- [WHAT YOU SHOULD DO] Write out the listing exactly as it is given.

== MATERIAL PROVIDED

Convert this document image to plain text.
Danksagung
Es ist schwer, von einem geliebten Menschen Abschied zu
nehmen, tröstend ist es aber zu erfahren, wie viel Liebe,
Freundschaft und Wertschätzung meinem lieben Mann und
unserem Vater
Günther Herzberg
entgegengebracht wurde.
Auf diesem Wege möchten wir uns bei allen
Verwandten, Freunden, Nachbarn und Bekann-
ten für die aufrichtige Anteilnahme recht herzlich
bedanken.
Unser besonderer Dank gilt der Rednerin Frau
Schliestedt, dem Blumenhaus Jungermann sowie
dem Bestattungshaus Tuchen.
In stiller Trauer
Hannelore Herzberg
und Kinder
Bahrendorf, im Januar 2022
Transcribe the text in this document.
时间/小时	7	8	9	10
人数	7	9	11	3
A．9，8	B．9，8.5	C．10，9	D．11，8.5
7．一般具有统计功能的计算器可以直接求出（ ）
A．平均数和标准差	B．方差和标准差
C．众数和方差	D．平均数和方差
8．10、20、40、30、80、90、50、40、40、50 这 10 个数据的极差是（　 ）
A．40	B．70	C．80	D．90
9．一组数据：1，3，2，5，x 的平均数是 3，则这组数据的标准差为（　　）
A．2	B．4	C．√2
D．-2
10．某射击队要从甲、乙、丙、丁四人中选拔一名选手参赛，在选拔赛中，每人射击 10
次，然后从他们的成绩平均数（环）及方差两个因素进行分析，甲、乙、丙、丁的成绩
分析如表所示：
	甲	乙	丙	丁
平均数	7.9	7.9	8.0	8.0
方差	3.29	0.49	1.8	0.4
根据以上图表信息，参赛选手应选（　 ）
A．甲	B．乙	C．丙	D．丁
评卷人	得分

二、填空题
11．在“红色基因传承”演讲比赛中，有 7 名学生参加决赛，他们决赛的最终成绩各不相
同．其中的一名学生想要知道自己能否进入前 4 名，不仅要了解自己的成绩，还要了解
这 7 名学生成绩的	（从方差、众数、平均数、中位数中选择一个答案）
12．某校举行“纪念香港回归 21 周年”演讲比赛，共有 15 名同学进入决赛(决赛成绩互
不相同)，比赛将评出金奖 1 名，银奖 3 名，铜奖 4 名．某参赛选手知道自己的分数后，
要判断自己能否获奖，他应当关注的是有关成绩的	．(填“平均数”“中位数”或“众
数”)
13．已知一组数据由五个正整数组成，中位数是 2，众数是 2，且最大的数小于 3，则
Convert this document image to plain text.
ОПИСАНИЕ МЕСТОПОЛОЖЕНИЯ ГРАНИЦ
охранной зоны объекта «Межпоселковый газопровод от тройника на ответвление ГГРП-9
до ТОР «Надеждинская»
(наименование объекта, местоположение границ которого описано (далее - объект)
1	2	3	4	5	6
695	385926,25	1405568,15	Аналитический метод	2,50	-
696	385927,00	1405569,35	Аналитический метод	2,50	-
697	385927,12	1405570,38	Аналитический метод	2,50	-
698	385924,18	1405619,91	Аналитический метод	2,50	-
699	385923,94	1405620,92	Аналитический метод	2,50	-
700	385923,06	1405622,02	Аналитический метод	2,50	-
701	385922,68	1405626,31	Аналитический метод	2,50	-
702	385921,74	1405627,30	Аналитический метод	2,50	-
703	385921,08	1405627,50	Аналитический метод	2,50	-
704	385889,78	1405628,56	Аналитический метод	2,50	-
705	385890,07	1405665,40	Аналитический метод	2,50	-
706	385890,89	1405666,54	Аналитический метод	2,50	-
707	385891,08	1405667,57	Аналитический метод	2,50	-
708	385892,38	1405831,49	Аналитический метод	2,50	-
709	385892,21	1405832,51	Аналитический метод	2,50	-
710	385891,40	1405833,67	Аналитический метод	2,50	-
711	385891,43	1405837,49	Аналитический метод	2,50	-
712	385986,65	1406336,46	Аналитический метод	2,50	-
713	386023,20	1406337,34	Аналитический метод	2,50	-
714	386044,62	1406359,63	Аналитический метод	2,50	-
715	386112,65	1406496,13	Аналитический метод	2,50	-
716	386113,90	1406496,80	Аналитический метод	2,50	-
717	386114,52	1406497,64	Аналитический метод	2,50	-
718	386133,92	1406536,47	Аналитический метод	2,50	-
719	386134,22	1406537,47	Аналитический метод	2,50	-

====

- [WRITTEN ANSWER]
Convert this document image to plain text.
Danksagung
Es ist schwer, von einem geliebten Menschen Abschied zu
nehmen, tröstend ist es aber zu erfahren, wie viel Liebe,
Freundschaft und Wertschätzung meinem lieben Mann und
unserem Vater
Günther Herzberg
entgegengebracht wurde.
Auf diesem Wege möchten wir uns bei allen
Verwandten, Freunden, Nachbarn und Bekann-
ten für die aufrichtige Anteilnahme recht herzlich
bedanken.
Unser besonderer Dank gilt der Rednerin Frau
Schliestedt, dem Blumenhaus Jungermann sowie
dem Bestattungshaus Tuchen.
In stiller Trauer
Hannelore Herzberg
und Kinder
Bahrendorf, im Januar 2022
Transcribe the text in this document.
时间/小时	7	8	9	10
人数	7	9	11	3
A．9，8	B．9，8.5	C．10，9	D．11，8.5
7．一般具有统计功能的计算器可以直接求出（ ）
A．平均数和标准差	B．方差和标准差
C．众数和方差	D．平均数和方差
8．10、20、40、30、80、90、50、40、40、50 这 10 个数据的极差是（　 ）
A．40	B．70	C．80	D．90
9．一组数据：1，3，2，5，x 的平均数是 3，则这组数据的标准差为（　　）
A．2	B．4	C．√2
D．-2
10．某射击队要从甲、乙、丙、丁四人中选拔一名选手参赛，在选拔赛中，每人射击 10
次，然后从他们的成绩平均数（环）及方差两个因素进行分析，甲、乙、丙、丁的成绩
分析如表所示：
	甲	乙	丙	丁
平均数	7.9	7.9	8.0	8.0
方差	3.29	0.49	1.8	0.4
根据以上图表信息，参赛选手应选（　 ）
A．甲	B．乙	C．丙	D．丁
评卷人	得分

二、填空题
11．在“红色基因传承”演讲比赛中，有 7 名学生参加决赛，他们决赛的最终成绩各不相
同．其中的一名学生想要知道自己能否进入前 4 名，不仅要了解自己的成绩，还要了解
这 7 名学生成绩的	（从方差、众数、平均数、中位数中选择一个答案）
12．某校举行“纪念香港回归 21 周年”演讲比赛，共有 15 名同学进入决赛(决赛成绩互
不相同)，比赛将评出金奖 1 名，银奖 3 名，铜奖 4 名．某参赛选手知道自己的分数后，
要判断自己能否获奖，他应当关注的是有关成绩的	．(填“平均数”“中位数”或“众
数”)
13．已知一组数据由五个正整数组成，中位数是 2，众数是 2，且最大的数小于 3，则
Convert this document image to plain text.
ОПИСАНИЕ МЕСТОПОЛОЖЕНИЯ ГРАНИЦ
охранной зоны объекта «Межпоселковый газопровод от тройника на ответвление ГГРП-9
до ТОР «Надеждинская»
(наименование объекта, местоположение границ которого описано (далее - объект)
1	2	3	4	5	6
695	385926,25	1405568,15	Аналитический метод	2,50	-
696	385927,00	1405569,35	Аналитический метод	2,50	-
697	385927,12	1405570,38	Аналитический метод	2,50	-
698	385924,18	1405619,91	Аналитический метод	2,50	-
699	385923,94	1405620,92	Аналитический метод	2,50	-
700	385923,06	1405622,02	Аналитический метод	2,50	-
701	385922,68	1405626,31	Аналитический метод	2,50	-
702	385921,74	1405627,30	Аналитический метод	2,50	-
703	385921,08	1405627,50	Аналитический метод	2,50	-
704	385889,78	1405628,56	Аналитический метод	2,50	-
705	385890,07	1405665,40	Аналитический метод	2,50	-
706	385890,89	1405666,54	Аналитический метод	2,50	-
707	385891,08	1405667,57	Аналитический метод	2,50	-
708	385892,38	1405831,49	Аналитический метод	2,50	-
709	385892,21	1405832,51	Аналитический метод	2,50	-
710	385891,40	1405833,67	Аналитический метод	2,50	-
711	385891,43	1405837,49	Аналитический метод	2,50	-
712	385986,65	1406336,46	Аналитический метод	2,50	-
713	386023,20	1406337,34	Аналитический метод	2,50	-
714	386044,62	1406359,63	Аналитический метод	2,50	-
715	386112,65	1406496,13	Аналитический метод	2,50	-
716	386113,90	1406496,80	Аналитический метод	2,50	-
717	386114,52	1406497,64	Аналитический метод	2,50	-
718	386133,92	1406536,47	Аналитический метод	2,50	-
719	386134,22	1406537,47	Аналитический метод	2,50	-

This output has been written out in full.